▶ [Do this]
Retype the data below without altering anything.

####################

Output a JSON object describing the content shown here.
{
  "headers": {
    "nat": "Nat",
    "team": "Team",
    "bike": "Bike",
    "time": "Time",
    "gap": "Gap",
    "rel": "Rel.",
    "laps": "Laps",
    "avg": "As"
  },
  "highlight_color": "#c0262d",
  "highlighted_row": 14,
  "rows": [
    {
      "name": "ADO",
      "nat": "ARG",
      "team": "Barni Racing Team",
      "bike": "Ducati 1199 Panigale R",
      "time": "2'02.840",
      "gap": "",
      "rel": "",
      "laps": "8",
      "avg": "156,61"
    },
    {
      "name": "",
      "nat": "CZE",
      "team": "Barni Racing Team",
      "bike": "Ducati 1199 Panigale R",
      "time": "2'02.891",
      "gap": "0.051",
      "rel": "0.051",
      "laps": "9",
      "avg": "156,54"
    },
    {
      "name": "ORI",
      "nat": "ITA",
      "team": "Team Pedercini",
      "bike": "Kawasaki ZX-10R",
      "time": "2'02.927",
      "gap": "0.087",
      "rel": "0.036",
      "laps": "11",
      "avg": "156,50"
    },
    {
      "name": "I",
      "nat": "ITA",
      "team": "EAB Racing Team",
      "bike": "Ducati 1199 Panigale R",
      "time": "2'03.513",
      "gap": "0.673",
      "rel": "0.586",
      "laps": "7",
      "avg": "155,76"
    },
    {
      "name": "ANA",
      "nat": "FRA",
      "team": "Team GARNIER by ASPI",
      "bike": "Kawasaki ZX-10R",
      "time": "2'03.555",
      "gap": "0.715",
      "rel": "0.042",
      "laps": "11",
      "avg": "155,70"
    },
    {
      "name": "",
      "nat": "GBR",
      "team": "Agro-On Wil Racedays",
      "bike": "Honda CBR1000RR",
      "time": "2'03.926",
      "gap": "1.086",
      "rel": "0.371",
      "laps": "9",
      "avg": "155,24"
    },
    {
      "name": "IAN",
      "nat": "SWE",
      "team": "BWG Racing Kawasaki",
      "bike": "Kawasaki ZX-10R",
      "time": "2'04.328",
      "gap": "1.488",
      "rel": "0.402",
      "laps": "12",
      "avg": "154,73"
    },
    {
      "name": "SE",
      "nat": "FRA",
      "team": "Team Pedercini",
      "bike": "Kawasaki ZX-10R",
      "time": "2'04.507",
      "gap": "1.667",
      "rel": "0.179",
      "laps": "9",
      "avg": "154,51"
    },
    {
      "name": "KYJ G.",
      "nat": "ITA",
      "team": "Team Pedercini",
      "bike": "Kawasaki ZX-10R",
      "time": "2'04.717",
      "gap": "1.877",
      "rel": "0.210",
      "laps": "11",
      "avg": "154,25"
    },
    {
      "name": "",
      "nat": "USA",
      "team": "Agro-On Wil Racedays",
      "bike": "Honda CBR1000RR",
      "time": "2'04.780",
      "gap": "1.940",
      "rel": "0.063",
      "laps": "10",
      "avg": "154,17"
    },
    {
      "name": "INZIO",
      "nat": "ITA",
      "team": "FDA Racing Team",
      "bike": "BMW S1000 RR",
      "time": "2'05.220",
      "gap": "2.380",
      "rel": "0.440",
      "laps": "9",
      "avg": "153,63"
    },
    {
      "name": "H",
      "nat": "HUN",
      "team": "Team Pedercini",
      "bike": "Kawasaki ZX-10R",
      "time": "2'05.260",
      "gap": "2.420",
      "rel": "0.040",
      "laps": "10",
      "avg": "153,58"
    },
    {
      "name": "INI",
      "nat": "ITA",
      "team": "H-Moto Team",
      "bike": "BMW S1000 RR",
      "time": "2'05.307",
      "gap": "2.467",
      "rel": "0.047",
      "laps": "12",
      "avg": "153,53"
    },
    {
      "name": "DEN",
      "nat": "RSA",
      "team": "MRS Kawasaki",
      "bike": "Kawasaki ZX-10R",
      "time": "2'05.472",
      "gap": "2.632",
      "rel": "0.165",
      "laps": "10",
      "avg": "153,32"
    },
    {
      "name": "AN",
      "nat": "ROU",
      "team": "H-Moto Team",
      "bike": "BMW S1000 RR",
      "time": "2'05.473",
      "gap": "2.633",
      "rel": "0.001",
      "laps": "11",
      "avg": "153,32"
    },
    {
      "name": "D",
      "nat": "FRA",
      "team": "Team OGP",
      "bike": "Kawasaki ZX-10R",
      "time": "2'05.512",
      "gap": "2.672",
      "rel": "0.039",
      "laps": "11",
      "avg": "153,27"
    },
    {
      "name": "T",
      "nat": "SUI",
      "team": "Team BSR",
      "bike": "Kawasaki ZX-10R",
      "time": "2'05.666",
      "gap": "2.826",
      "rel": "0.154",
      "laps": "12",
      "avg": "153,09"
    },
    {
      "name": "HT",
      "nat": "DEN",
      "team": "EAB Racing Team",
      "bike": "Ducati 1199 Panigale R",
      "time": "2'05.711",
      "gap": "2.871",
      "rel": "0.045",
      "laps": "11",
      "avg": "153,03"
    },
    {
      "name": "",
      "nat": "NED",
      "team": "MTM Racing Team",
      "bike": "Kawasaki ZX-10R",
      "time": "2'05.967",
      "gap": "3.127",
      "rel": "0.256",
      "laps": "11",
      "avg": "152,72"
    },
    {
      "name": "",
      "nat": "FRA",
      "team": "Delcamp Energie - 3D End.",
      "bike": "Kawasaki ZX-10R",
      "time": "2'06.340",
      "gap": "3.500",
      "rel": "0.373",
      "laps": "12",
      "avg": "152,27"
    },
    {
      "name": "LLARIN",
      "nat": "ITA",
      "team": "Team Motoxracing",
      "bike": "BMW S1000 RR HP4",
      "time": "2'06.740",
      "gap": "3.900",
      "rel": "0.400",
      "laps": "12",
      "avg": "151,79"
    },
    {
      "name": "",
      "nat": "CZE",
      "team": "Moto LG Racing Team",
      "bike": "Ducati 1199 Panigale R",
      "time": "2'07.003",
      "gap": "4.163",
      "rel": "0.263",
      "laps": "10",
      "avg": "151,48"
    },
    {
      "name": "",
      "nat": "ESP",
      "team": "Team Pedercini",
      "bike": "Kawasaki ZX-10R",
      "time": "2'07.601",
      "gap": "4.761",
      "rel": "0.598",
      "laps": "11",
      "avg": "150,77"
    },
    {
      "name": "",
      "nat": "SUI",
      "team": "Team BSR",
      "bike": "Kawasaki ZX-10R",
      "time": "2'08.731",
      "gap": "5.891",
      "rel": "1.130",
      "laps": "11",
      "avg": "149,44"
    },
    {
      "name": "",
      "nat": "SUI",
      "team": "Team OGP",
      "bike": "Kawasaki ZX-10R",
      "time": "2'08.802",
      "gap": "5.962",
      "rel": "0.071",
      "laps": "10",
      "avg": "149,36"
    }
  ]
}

####################

▶ [Correct answer]
Output a JSON object describing the content shown here.
{
  "headers": {
    "nat": "Nat",
    "team": "Team",
    "bike": "Bike",
    "time": "Time",
    "gap": "Gap",
    "rel": "Rel.",
    "laps": "Laps",
    "avg": "As"
  },
  "highlight_color": "#c0262d",
  "highlighted_row": 14,
  "rows": [
    {
      "name": "ADO",
      "nat": "ARG",
      "team": "Barni Racing Team",
      "bike": "Ducati 1199 Panigale R",
      "time": "2'02.840",
      "gap": "",
      "rel": "",
      "laps": "8",
      "avg": "156,61"
    },
    {
      "name": "",
      "nat": "CZE",
      "team": "Barni Racing Team",
      "bike": "Ducati 1199 Panigale R",
      "time": "2'02.891",
      "gap": "0.051",
      "rel": "0.051",
      "laps": "9",
      "avg": "156,54"
    },
    {
      "name": "ORI",
      "nat": "ITA",
      "team": "Team Pedercini",
      "bike": "Kawasaki ZX-10R",
      "time": "2'02.927",
      "gap": "0.087",
      "rel": "0.036",
      "laps": "11",
      "avg": "156,50"
    },
    {
      "name": "I",
      "nat": "ITA",
      "team": "EAB Racing Team",
      "bike": "Ducati 1199 Panigale R",
      "time": "2'03.513",
      "gap": "0.673",
      "rel": "0.586",
      "laps": "7",
      "avg": "155,76"
    },
    {
      "name": "ANA",
      "nat": "FRA",
      "team": "Team GARNIER by ASPI",
      "bike": "Kawasaki ZX-10R",
      "time": "2'03.555",
      "gap": "0.715",
      "rel": "0.042",
      "laps": "11",
      "avg": "155,70"
    },
    {
      "name": "",
      "nat": "GBR",
      "team": "Agro-On Wil Racedays",
      "bike": "Honda CBR1000RR",
      "time": "2'03.926",
      "gap": "1.086",
      "rel": "0.371",
      "laps": "9",
      "avg": "155,24"
    },
    {
      "name": "IAN",
      "nat": "SWE",
      "team": "BWG Racing Kawasaki",
      "bike": "Kawasaki ZX-10R",
      "time": "2'04.328",
      "gap": "1.488",
      "rel": "0.402",
      "laps": "12",
      "avg": "154,73"
    },
    {
      "name": "SE",
      "nat": "FRA",
      "team": "Team Pedercini",
      "bike": "Kawasaki ZX-10R",
      "time": "2'04.507",
      "gap": "1.667",
      "rel": "0.179",
      "laps": "9",
      "avg": "154,51"
    },
    {
      "name": "KYJ G.",
      "nat": "ITA",
      "team": "Team Pedercini",
      "bike": "Kawasaki ZX-10R",
      "time": "2'04.717",
      "gap": "1.877",
      "rel": "0.210",
      "laps": "11",
      "avg": "154,25"
    },
    {
      "name": "",
      "nat": "USA",
      "team": "Agro-On Wil Racedays",
      "bike": "Honda CBR1000RR",
      "time": "2'04.780",
      "gap": "1.940",
      "rel": "0.063",
      "laps": "10",
      "avg": "154,17"
    },
    {
      "name": "INZIO",
      "nat": "ITA",
      "team": "FDA Racing Team",
      "bike": "BMW S1000 RR",
      "time": "2'05.220",
      "gap": "2.380",
      "rel": "0.440",
      "laps": "9",
      "avg": "153,63"
    },
    {
      "name": "H",
      "nat": "HUN",
      "team": "Team Pedercini",
      "bike": "Kawasaki ZX-10R",
      "time": "2'05.260",
      "gap": "2.420",
      "rel": "0.040",
      "laps": "10",
      "avg": "153,58"
    },
    {
      "name": "INI",
      "nat": "ITA",
      "team": "H-Moto Team",
      "bike": "BMW S1000 RR",
      "time": "2'05.307",
      "gap": "2.467",
      "rel": "0.047",
      "laps": "12",
      "avg": "153,53"
    },
    {
      "name": "DEN",
      "nat": "RSA",
      "team": "MRS Kawasaki",
      "bike": "Kawasaki ZX-10R",
      "time": "2'05.472",
      "gap": "2.632",
      "rel": "0.165",
      "laps": "10",
      "avg": "153,32"
    },
    {
      "name": "AN",
      "nat": "ROU",
      "team": "H-Moto Team",
      "bike": "BMW S1000 RR",
      "time": "2'05.473",
      "gap": "2.633",
      "rel": "0.001",
      "laps": "11",
      "avg": "153,32"
    },
    {
      "name": "D",
      "nat": "FRA",
      "team": "Team OGP",
      "bike": "Kawasaki ZX-10R",
      "time": "2'05.512",
      "gap": "2.672",
      "rel": "0.039",
      "laps": "11",
      "avg": "153,27"
    },
    {
      "name": "T",
      "nat": "SUI",
      "team": "Team BSR",
      "bike": "Kawasaki ZX-10R",
      "time": "2'05.666",
      "gap": "2.826",
      "rel": "0.154",
      "laps": "12",
      "avg": "153,09"
    },
    {
      "name": "HT",
      "nat": "DEN",
      "team": "EAB Racing Team",
      "bike": "Ducati 1199 Panigale R",
      "time": "2'05.711",
      "gap": "2.871",
      "rel": "0.045",
      "laps": "11",
      "avg": "153,03"
    },
    {
      "name": "",
      "nat": "NED",
      "team": "MTM Racing Team",
      "bike": "Kawasaki ZX-10R",
      "time": "2'05.967",
      "gap": "3.127",
      "rel": "0.256",
      "laps": "11",
      "avg": "152,72"
    },
    {
      "name": "",
      "nat": "FRA",
      "team": "Delcamp Energie - 3D End.",
      "bike": "Kawasaki ZX-10R",
      "time": "2'06.340",
      "gap": "3.500",
      "rel": "0.373",
      "laps": "12",
      "avg": "152,27"
    },
    {
      "name": "LLARIN",
      "nat": "ITA",
      "team": "Team Motoxracing",
      "bike": "BMW S1000 RR HP4",
      "time": "2'06.740",
      "gap": "3.900",
      "rel": "0.400",
      "laps": "12",
      "avg": "151,79"
    },
    {
      "name": "",
      "nat": "CZE",
      "team": "Moto LG Racing Team",
      "bike": "Ducati 1199 Panigale R",
      "time": "2'07.003",
      "gap": "4.163",
      "rel": "0.263",
      "laps": "10",
      "avg": "151,48"
    },
    {
      "name": "",
      "nat": "ESP",
      "team": "Team Pedercini",
      "bike": "Kawasaki ZX-10R",
      "time": "2'07.601",
      "gap": "4.761",
      "rel": "0.598",
      "laps": "11",
      "avg": "150,77"
    },
    {
      "name": "",
      "nat": "SUI",
      "team": "Team BSR",
      "bike": "Kawasaki ZX-10R",
      "time": "2'08.731",
      "gap": "5.891",
      "rel": "1.130",
      "laps": "11",
      "avg": "149,44"
    },
    {
      "name": "",
      "nat": "SUI",
      "team": "Team OGP",
      "bike": "Kawasaki ZX-10R",
      "time": "2'08.802",
      "gap": "5.962",
      "rel": "0.071",
      "laps": "10",
      "avg": "149,36"
    }
  ]
}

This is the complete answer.